OBJECTIVE => From the entries that follow, gather each line holding the word "color".

Records contained in a dataset =>
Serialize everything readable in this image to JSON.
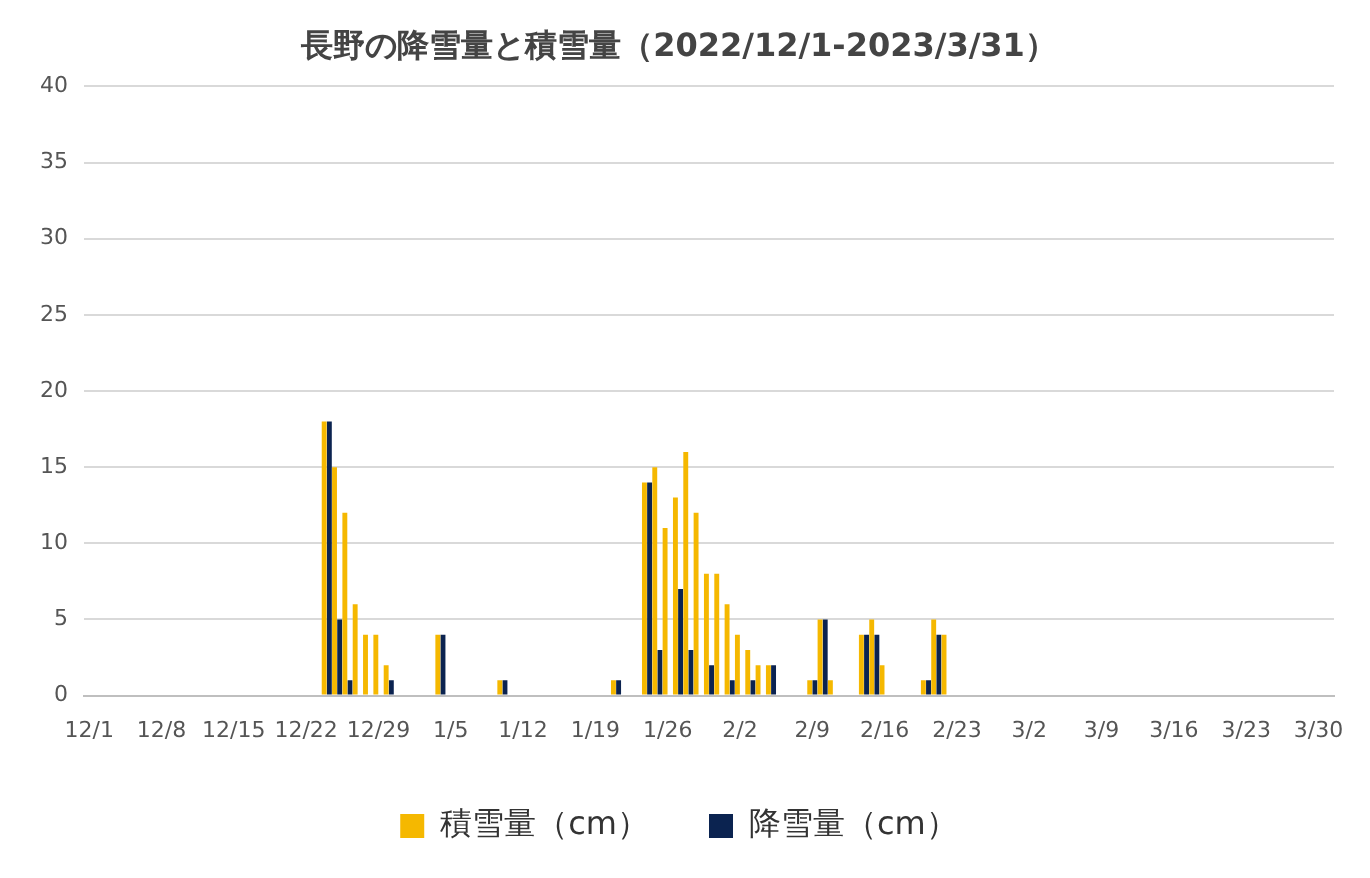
{
  "chart_data": {
    "type": "bar",
    "title": "長野の降雪量と積雪量（2022/12/1-2023/3/31）",
    "categories": [
      "12/1",
      null,
      null,
      null,
      null,
      null,
      null,
      "12/8",
      null,
      null,
      null,
      null,
      null,
      null,
      "12/15",
      null,
      null,
      null,
      null,
      null,
      null,
      "12/22",
      null,
      null,
      null,
      null,
      null,
      null,
      "12/29",
      null,
      null,
      null,
      null,
      null,
      null,
      "1/5",
      null,
      null,
      null,
      null,
      null,
      null,
      "1/12",
      null,
      null,
      null,
      null,
      null,
      null,
      "1/19",
      null,
      null,
      null,
      null,
      null,
      null,
      "1/26",
      null,
      null,
      null,
      null,
      null,
      null,
      "2/2",
      null,
      null,
      null,
      null,
      null,
      null,
      "2/9",
      null,
      null,
      null,
      null,
      null,
      null,
      "2/16",
      null,
      null,
      null,
      null,
      null,
      null,
      "2/23",
      null,
      null,
      null,
      null,
      null,
      null,
      "3/2",
      null,
      null,
      null,
      null,
      null,
      null,
      "3/9",
      null,
      null,
      null,
      null,
      null,
      null,
      "3/16",
      null,
      null,
      null,
      null,
      null,
      null,
      "3/23",
      null,
      null,
      null,
      null,
      null,
      null,
      "3/30",
      null
    ],
    "series": [
      {
        "name": "積雪量（cm）",
        "color": "#f5b800",
        "values": [
          0,
          0,
          0,
          0,
          0,
          0,
          0,
          0,
          0,
          0,
          0,
          0,
          0,
          0,
          0,
          0,
          0,
          0,
          0,
          0,
          0,
          0,
          0,
          18,
          15,
          12,
          6,
          4,
          4,
          2,
          0,
          0,
          0,
          0,
          4,
          0,
          0,
          0,
          0,
          0,
          1,
          0,
          0,
          0,
          0,
          0,
          0,
          0,
          0,
          0,
          0,
          1,
          0,
          0,
          14,
          15,
          11,
          13,
          16,
          12,
          8,
          8,
          6,
          4,
          3,
          2,
          2,
          0,
          0,
          0,
          1,
          5,
          1,
          0,
          0,
          4,
          5,
          2,
          0,
          0,
          0,
          1,
          5,
          4,
          0,
          0,
          0,
          0,
          0,
          0,
          0,
          0,
          0,
          0,
          0,
          0,
          0,
          0,
          0,
          0,
          0,
          0,
          0,
          0,
          0,
          0,
          0,
          0,
          0,
          0,
          0,
          0,
          0,
          0,
          0,
          0,
          0,
          0,
          0,
          0,
          0
        ]
      },
      {
        "name": "降雪量（cm）",
        "color": "#0b2350",
        "values": [
          0,
          0,
          0,
          0,
          0,
          0,
          0,
          0,
          0,
          0,
          0,
          0,
          0,
          0,
          0,
          0,
          0,
          0,
          0,
          0,
          0,
          0,
          0,
          18,
          5,
          1,
          0,
          0,
          0,
          1,
          0,
          0,
          0,
          0,
          4,
          0,
          0,
          0,
          0,
          0,
          1,
          0,
          0,
          0,
          0,
          0,
          0,
          0,
          0,
          0,
          0,
          1,
          0,
          0,
          14,
          3,
          0,
          7,
          3,
          0,
          2,
          0,
          1,
          0,
          1,
          0,
          2,
          0,
          0,
          0,
          1,
          5,
          0,
          0,
          0,
          4,
          4,
          0,
          0,
          0,
          0,
          1,
          4,
          0,
          0,
          0,
          0,
          0,
          0,
          0,
          0,
          0,
          0,
          0,
          0,
          0,
          0,
          0,
          0,
          0,
          0,
          0,
          0,
          0,
          0,
          0,
          0,
          0,
          0,
          0,
          0,
          0,
          0,
          0,
          0,
          0,
          0,
          0,
          0,
          0,
          0
        ]
      }
    ],
    "ylim": [
      0,
      40
    ],
    "yticks": [
      0,
      5,
      10,
      15,
      20,
      25,
      30,
      35,
      40
    ],
    "grid": "y",
    "legend": "bottom"
  }
}
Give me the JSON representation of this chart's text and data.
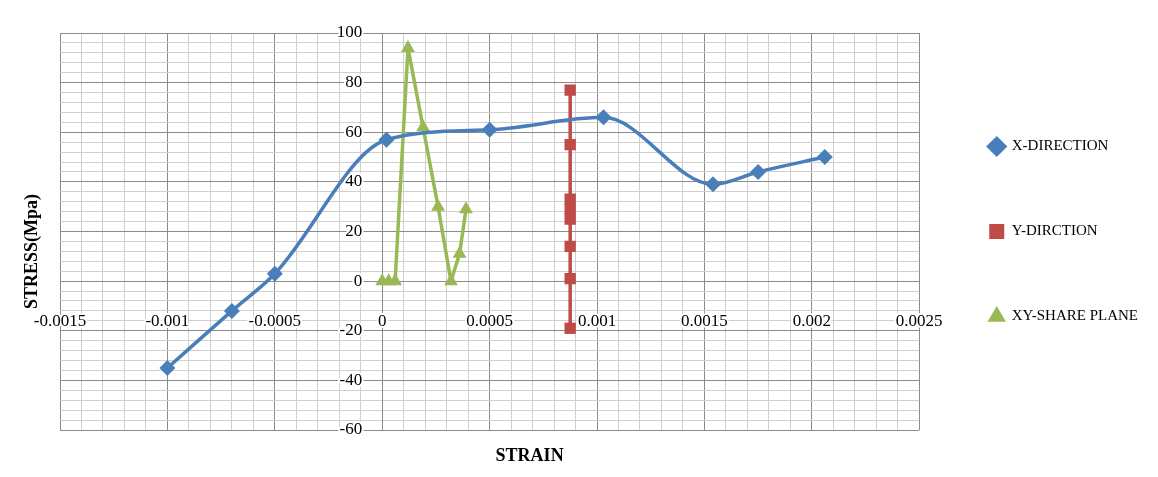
{
  "chart_data": {
    "type": "line",
    "xlabel": "STRAIN",
    "ylabel": "STRESS(Mpa)",
    "xlim": [
      -0.0015,
      0.0025
    ],
    "ylim": [
      -60,
      100
    ],
    "xticks": [
      -0.0015,
      {
        "value": -0.0014,
        "label": null
      },
      {
        "value": -0.0013,
        "label": null
      },
      {
        "value": -0.0012,
        "label": null
      },
      {
        "value": -0.0011,
        "label": null
      },
      -0.001,
      {
        "value": -0.0009,
        "label": null
      },
      {
        "value": -0.0008,
        "label": null
      },
      {
        "value": -0.0007,
        "label": null
      },
      {
        "value": -0.0006,
        "label": null
      },
      -0.0005,
      {
        "value": -0.0004,
        "label": null
      },
      {
        "value": -0.0003,
        "label": null
      },
      {
        "value": -0.0002,
        "label": null
      },
      {
        "value": -0.0001,
        "label": null
      },
      0,
      {
        "value": 0.0001,
        "label": null
      },
      {
        "value": 0.0002,
        "label": null
      },
      {
        "value": 0.0003,
        "label": null
      },
      {
        "value": 0.0004,
        "label": null
      },
      0.0005,
      {
        "value": 0.0006,
        "label": null
      },
      {
        "value": 0.0007,
        "label": null
      },
      {
        "value": 0.0008,
        "label": null
      },
      {
        "value": 0.0009,
        "label": null
      },
      0.001,
      {
        "value": 0.0011,
        "label": null
      },
      {
        "value": 0.0012,
        "label": null
      },
      {
        "value": 0.0013,
        "label": null
      },
      {
        "value": 0.0014,
        "label": null
      },
      0.0015,
      {
        "value": 0.0016,
        "label": null
      },
      {
        "value": 0.0017,
        "label": null
      },
      {
        "value": 0.0018,
        "label": null
      },
      {
        "value": 0.0019,
        "label": null
      },
      0.002,
      {
        "value": 0.0021,
        "label": null
      },
      {
        "value": 0.0022,
        "label": null
      },
      {
        "value": 0.0023,
        "label": null
      },
      {
        "value": 0.0024,
        "label": null
      },
      0.0025
    ],
    "yticks": [
      -60,
      {
        "value": -56,
        "label": null
      },
      {
        "value": -52,
        "label": null
      },
      {
        "value": -48,
        "label": null
      },
      {
        "value": -44,
        "label": null
      },
      -40,
      {
        "value": -36,
        "label": null
      },
      {
        "value": -32,
        "label": null
      },
      {
        "value": -28,
        "label": null
      },
      {
        "value": -24,
        "label": null
      },
      -20,
      {
        "value": -16,
        "label": null
      },
      {
        "value": -12,
        "label": null
      },
      {
        "value": -8,
        "label": null
      },
      {
        "value": -4,
        "label": null
      },
      0,
      {
        "value": 4,
        "label": null
      },
      {
        "value": 8,
        "label": null
      },
      {
        "value": 12,
        "label": null
      },
      {
        "value": 16,
        "label": null
      },
      20,
      {
        "value": 24,
        "label": null
      },
      {
        "value": 28,
        "label": null
      },
      {
        "value": 32,
        "label": null
      },
      {
        "value": 36,
        "label": null
      },
      40,
      {
        "value": 44,
        "label": null
      },
      {
        "value": 48,
        "label": null
      },
      {
        "value": 52,
        "label": null
      },
      {
        "value": 56,
        "label": null
      },
      60,
      {
        "value": 64,
        "label": null
      },
      {
        "value": 68,
        "label": null
      },
      {
        "value": 72,
        "label": null
      },
      {
        "value": 76,
        "label": null
      },
      80,
      {
        "value": 84,
        "label": null
      },
      {
        "value": 88,
        "label": null
      },
      {
        "value": 92,
        "label": null
      },
      {
        "value": 96,
        "label": null
      },
      100
    ],
    "grid": true,
    "legend": "right",
    "line_style": "solid",
    "series": [
      {
        "name": "X-DIRECTION",
        "color": "#4a7ebb",
        "marker": "diamond",
        "x": [
          -0.001,
          -0.0007,
          -0.0005,
          2e-05,
          0.0005,
          0.00103,
          0.00154,
          0.00175,
          0.00206
        ],
        "values": [
          -35,
          -12,
          3,
          57,
          61,
          66,
          39,
          44,
          50
        ]
      },
      {
        "name": "Y-DIRCTION",
        "color": "#be4b48",
        "marker": "square",
        "x": [
          0.000875,
          0.000875,
          0.000875,
          0.000875,
          0.000875,
          0.000875,
          0.000875,
          0.000875
        ],
        "values": [
          77,
          55,
          33,
          29,
          25,
          14,
          1,
          -19
        ]
      },
      {
        "name": "XY-SHARE PLANE",
        "color": "#98b954",
        "marker": "triangle",
        "x": [
          0,
          3e-05,
          6e-05,
          0.00012,
          0.00019,
          0.00026,
          0.00032,
          0.00036,
          0.00039
        ],
        "values": [
          0,
          0,
          0,
          94,
          62,
          30,
          0,
          11,
          29
        ]
      }
    ]
  }
}
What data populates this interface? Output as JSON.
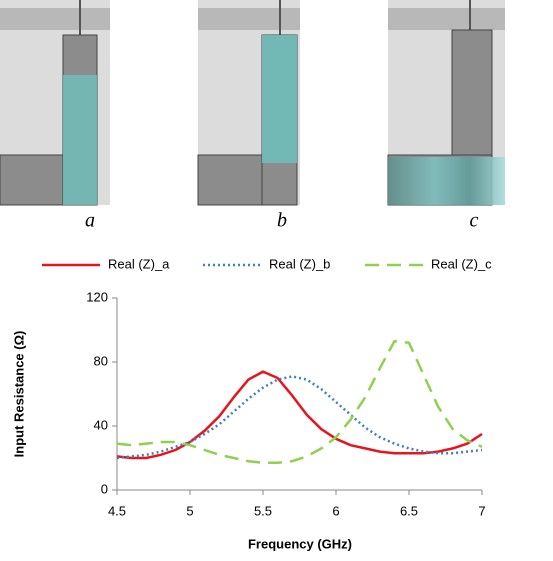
{
  "panels": {
    "labels": [
      "a",
      "b",
      "c"
    ]
  },
  "chart_data": {
    "type": "line",
    "x_label": "Frequency (GHz)",
    "y_label": "Input Resistance (Ω)",
    "x": [
      4.5,
      4.6,
      4.7,
      4.8,
      4.9,
      5.0,
      5.1,
      5.2,
      5.3,
      5.4,
      5.5,
      5.6,
      5.7,
      5.8,
      5.9,
      6.0,
      6.1,
      6.2,
      6.3,
      6.4,
      6.5,
      6.6,
      6.7,
      6.8,
      6.9,
      7.0
    ],
    "series": [
      {
        "name": "Real (Z)_a",
        "color": "#e8141b",
        "dash": "solid",
        "values": [
          21,
          20,
          20,
          22,
          25,
          30,
          37,
          46,
          58,
          69,
          74,
          70,
          59,
          47,
          38,
          32,
          28,
          26,
          24,
          23,
          23,
          23,
          24,
          26,
          29,
          35
        ]
      },
      {
        "name": "Real (Z)_b",
        "color": "#3f7fbf",
        "dash": "dotted",
        "values": [
          20,
          21,
          22,
          24,
          27,
          30,
          35,
          41,
          49,
          57,
          64,
          69,
          71,
          69,
          63,
          55,
          47,
          39,
          33,
          29,
          26,
          24,
          23,
          23,
          24,
          25
        ]
      },
      {
        "name": "Real (Z)_c",
        "color": "#8fd14f",
        "dash": "dashed",
        "values": [
          29,
          28,
          29,
          30,
          30,
          28,
          25,
          22,
          20,
          18,
          17,
          17,
          18,
          21,
          26,
          33,
          44,
          58,
          76,
          93,
          92,
          72,
          52,
          38,
          31,
          27
        ]
      }
    ],
    "xlim": [
      4.5,
      7
    ],
    "xticks": [
      4.5,
      5,
      5.5,
      6,
      6.5,
      7
    ],
    "ylim": [
      0,
      120
    ],
    "yticks": [
      0,
      40,
      80,
      120
    ],
    "grid": false
  }
}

CORRECT ANSWER =>
        "color": "#f5b800",
        "color": "#0b2350",
        "color": "#4a7ebb",
        "color": "#be4b48",
        "color": "#98b954",
        "color": "#e8141b",
        "color": "#3f7fbf",
        "color": "#8fd14f",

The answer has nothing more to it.